# START OF Provided information

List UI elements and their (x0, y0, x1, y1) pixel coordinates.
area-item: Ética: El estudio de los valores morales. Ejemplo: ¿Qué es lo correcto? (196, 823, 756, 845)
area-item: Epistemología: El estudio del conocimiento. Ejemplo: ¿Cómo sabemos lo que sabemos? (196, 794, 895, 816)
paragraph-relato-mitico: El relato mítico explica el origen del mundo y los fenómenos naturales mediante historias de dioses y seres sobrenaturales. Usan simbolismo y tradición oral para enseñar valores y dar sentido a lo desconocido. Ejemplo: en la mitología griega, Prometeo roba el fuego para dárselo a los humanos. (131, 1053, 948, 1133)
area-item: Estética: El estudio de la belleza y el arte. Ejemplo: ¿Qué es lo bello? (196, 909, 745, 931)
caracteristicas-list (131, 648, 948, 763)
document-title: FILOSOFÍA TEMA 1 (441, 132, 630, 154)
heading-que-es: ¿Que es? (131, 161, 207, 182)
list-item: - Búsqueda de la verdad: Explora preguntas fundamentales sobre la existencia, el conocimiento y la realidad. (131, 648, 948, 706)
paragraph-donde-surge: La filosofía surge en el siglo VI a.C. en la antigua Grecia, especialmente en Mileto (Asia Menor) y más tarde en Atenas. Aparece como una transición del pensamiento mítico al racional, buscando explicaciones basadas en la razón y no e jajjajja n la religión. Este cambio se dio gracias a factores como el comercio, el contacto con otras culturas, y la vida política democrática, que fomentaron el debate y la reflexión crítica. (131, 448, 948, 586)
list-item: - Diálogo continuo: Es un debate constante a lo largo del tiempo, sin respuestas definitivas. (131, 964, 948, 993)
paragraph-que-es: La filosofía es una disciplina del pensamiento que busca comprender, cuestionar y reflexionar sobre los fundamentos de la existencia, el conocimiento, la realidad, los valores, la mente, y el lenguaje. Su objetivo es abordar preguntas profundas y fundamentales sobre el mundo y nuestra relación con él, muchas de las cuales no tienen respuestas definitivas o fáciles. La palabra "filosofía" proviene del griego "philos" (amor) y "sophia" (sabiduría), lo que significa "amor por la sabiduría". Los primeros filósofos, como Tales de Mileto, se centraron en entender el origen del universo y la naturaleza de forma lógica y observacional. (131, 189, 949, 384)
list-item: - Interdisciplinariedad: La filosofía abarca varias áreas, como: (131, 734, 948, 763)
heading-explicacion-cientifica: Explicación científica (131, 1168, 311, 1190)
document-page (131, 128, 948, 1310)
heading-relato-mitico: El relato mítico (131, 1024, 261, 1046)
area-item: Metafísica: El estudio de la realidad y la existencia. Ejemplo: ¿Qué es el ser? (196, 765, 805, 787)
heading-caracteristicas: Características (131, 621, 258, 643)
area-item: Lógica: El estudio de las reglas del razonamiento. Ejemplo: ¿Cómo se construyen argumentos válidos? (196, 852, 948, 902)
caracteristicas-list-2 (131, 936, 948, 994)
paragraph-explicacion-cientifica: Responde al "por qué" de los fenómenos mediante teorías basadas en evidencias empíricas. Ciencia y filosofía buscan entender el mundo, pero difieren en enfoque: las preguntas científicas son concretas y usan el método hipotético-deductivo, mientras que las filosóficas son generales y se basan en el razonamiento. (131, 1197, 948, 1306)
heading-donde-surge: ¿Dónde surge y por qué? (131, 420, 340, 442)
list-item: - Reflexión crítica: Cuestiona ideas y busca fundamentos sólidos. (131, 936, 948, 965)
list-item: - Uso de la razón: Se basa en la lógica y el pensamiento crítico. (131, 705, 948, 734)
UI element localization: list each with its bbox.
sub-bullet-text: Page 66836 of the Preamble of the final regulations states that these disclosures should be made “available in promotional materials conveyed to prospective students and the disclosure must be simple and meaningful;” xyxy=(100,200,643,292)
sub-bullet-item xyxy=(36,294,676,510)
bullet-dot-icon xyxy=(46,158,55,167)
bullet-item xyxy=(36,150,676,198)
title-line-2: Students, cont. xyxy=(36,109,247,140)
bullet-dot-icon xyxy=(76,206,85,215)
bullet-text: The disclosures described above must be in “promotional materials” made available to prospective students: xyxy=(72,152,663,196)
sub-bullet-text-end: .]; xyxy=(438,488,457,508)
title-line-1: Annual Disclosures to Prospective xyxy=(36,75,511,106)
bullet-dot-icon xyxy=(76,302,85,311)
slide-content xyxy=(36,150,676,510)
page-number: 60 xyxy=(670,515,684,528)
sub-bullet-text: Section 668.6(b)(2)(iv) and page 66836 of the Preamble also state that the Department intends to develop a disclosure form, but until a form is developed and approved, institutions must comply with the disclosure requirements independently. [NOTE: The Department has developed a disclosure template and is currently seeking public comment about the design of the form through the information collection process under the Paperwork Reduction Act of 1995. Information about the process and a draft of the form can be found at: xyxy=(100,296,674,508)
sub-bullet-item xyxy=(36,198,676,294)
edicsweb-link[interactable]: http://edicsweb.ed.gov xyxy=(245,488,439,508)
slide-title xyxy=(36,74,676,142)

# END OF Provided information

_Task statement_
Rewrite the material above with every instance of "Preamble" changed to "Introduction", leaving all other text untouched.

_Expected answer_
List UI elements and their (x0, y0, x1, y1) pixel coordinates.
area-item: Ética: El estudio de los valores morales. Ejemplo: ¿Qué es lo correcto? (196, 823, 756, 845)
area-item: Epistemología: El estudio del conocimiento. Ejemplo: ¿Cómo sabemos lo que sabemos? (196, 794, 895, 816)
paragraph-relato-mitico: El relato mítico explica el origen del mundo y los fenómenos naturales mediante historias de dioses y seres sobrenaturales. Usan simbolismo y tradición oral para enseñar valores y dar sentido a lo desconocido. Ejemplo: en la mitología griega, Prometeo roba el fuego para dárselo a los humanos. (131, 1053, 948, 1133)
area-item: Estética: El estudio de la belleza y el arte. Ejemplo: ¿Qué es lo bello? (196, 909, 745, 931)
caracteristicas-list (131, 648, 948, 763)
document-title: FILOSOFÍA TEMA 1 (441, 132, 630, 154)
heading-que-es: ¿Que es? (131, 161, 207, 182)
list-item: - Búsqueda de la verdad: Explora preguntas fundamentales sobre la existencia, el conocimiento y la realidad. (131, 648, 948, 706)
paragraph-donde-surge: La filosofía surge en el siglo VI a.C. en la antigua Grecia, especialmente en Mileto (Asia Menor) y más tarde en Atenas. Aparece como una transición del pensamiento mítico al racional, buscando explicaciones basadas en la razón y no e jajjajja n la religión. Este cambio se dio gracias a factores como el comercio, el contacto con otras culturas, y la vida política democrática, que fomentaron el debate y la reflexión crítica. (131, 448, 948, 586)
list-item: - Diálogo continuo: Es un debate constante a lo largo del tiempo, sin respuestas definitivas. (131, 964, 948, 993)
paragraph-que-es: La filosofía es una disciplina del pensamiento que busca comprender, cuestionar y reflexionar sobre los fundamentos de la existencia, el conocimiento, la realidad, los valores, la mente, y el lenguaje. Su objetivo es abordar preguntas profundas y fundamentales sobre el mundo y nuestra relación con él, muchas de las cuales no tienen respuestas definitivas o fáciles. La palabra "filosofía" proviene del griego "philos" (amor) y "sophia" (sabiduría), lo que significa "amor por la sabiduría". Los primeros filósofos, como Tales de Mileto, se centraron en entender el origen del universo y la naturaleza de forma lógica y observacional. (131, 189, 949, 384)
list-item: - Interdisciplinariedad: La filosofía abarca varias áreas, como: (131, 734, 948, 763)
heading-explicacion-cientifica: Explicación científica (131, 1168, 311, 1190)
document-page (131, 128, 948, 1310)
heading-relato-mitico: El relato mítico (131, 1024, 261, 1046)
area-item: Metafísica: El estudio de la realidad y la existencia. Ejemplo: ¿Qué es el ser? (196, 765, 805, 787)
heading-caracteristicas: Características (131, 621, 258, 643)
area-item: Lógica: El estudio de las reglas del razonamiento. Ejemplo: ¿Cómo se construyen argumentos válidos? (196, 852, 948, 902)
caracteristicas-list-2 (131, 936, 948, 994)
paragraph-explicacion-cientifica: Responde al "por qué" de los fenómenos mediante teorías basadas en evidencias empíricas. Ciencia y filosofía buscan entender el mundo, pero difieren en enfoque: las preguntas científicas son concretas y usan el método hipotético-deductivo, mientras que las filosóficas son generales y se basan en el razonamiento. (131, 1197, 948, 1306)
heading-donde-surge: ¿Dónde surge y por qué? (131, 420, 340, 442)
list-item: - Reflexión crítica: Cuestiona ideas y busca fundamentos sólidos. (131, 936, 948, 965)
list-item: - Uso de la razón: Se basa en la lógica y el pensamiento crítico. (131, 705, 948, 734)
UI element localization: list each with its bbox.
sub-bullet-text: Page 66836 of the Introduction of the final regulations states that these disclosures should be made “available in promotional materials conveyed to prospective students and the disclosure must be simple and meaningful;” xyxy=(100,200,643,292)
sub-bullet-item xyxy=(36,294,676,510)
bullet-dot-icon xyxy=(46,158,55,167)
bullet-item xyxy=(36,150,676,198)
title-line-2: Students, cont. xyxy=(36,109,247,140)
bullet-dot-icon xyxy=(76,206,85,215)
bullet-text: The disclosures described above must be in “promotional materials” made available to prospective students: xyxy=(72,152,663,196)
sub-bullet-text-end: .]; xyxy=(438,488,457,508)
title-line-1: Annual Disclosures to Prospective xyxy=(36,75,511,106)
bullet-dot-icon xyxy=(76,302,85,311)
slide-content xyxy=(36,150,676,510)
page-number: 60 xyxy=(670,515,684,528)
sub-bullet-text: Section 668.6(b)(2)(iv) and page 66836 of the Introduction also state that the Department intends to develop a disclosure form, but until a form is developed and approved, institutions must comply with the disclosure requirements independently. [NOTE: The Department has developed a disclosure template and is currently seeking public comment about the design of the form through the information collection process under the Paperwork Reduction Act of 1995. Information about the process and a draft of the form can be found at: xyxy=(100,296,674,508)
sub-bullet-item xyxy=(36,198,676,294)
edicsweb-link[interactable]: http://edicsweb.ed.gov xyxy=(245,488,439,508)
slide-title xyxy=(36,74,676,142)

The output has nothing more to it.